__PROMPT__.
Report every line from the material that contains the word "POUR".

__INPUT RECORDS__.
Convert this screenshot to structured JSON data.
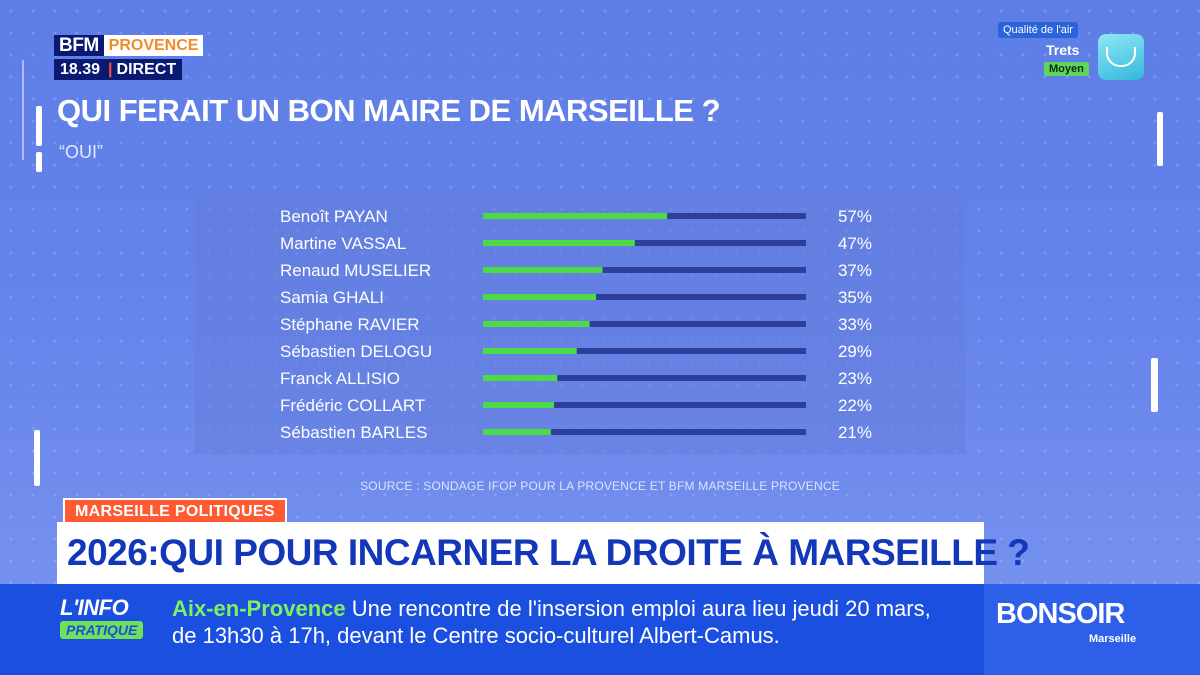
{
  "header": {
    "brand": "BFM",
    "region": "PROVENCE",
    "time": "18.39",
    "separator": "|",
    "live": "DIRECT"
  },
  "air_quality": {
    "title": "Qualité de l'air",
    "city": "Trets",
    "level": "Moyen"
  },
  "chart_data": {
    "type": "bar",
    "orientation": "horizontal",
    "title": "QUI FERAIT UN BON MAIRE DE MARSEILLE ?",
    "subtitle": "“OUI”",
    "categories": [
      "Benoît PAYAN",
      "Martine VASSAL",
      "Renaud MUSELIER",
      "Samia GHALI",
      "Stéphane RAVIER",
      "Sébastien DELOGU",
      "Franck ALLISIO",
      "Frédéric COLLART",
      "Sébastien BARLES"
    ],
    "values": [
      57,
      47,
      37,
      35,
      33,
      29,
      23,
      22,
      21
    ],
    "value_labels": [
      "57%",
      "47%",
      "37%",
      "35%",
      "33%",
      "29%",
      "23%",
      "22%",
      "21%"
    ],
    "xlim": [
      0,
      100
    ],
    "bar_color": "#4bdc45",
    "track_color": "#2c3f9a",
    "grid": false,
    "source": "SOURCE : SONDAGE IFOP POUR LA PROVENCE ET BFM MARSEILLE PROVENCE"
  },
  "lower_third": {
    "tag": "MARSEILLE POLITIQUES",
    "headline": "2026:QUI POUR INCARNER LA DROITE À MARSEILLE ?"
  },
  "ticker": {
    "logo_main": "L'INFO",
    "logo_sub": "PRATIQUE",
    "place": "Aix-en-Provence",
    "line1": "Une rencontre de l'insersion emploi aura lieu jeudi 20 mars,",
    "line2": "de 13h30 à 17h, devant le Centre socio-culturel Albert-Camus."
  },
  "show": {
    "name": "BONSOIR",
    "sub": "Marseille"
  }
}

__PROBLEM SOLUTION__.
    "source": "SOURCE : SONDAGE IFOP POUR LA PROVENCE ET BFM MARSEILLE PROVENCE"
    "headline": "2026:QUI POUR INCARNER LA DROITE À MARSEILLE ?"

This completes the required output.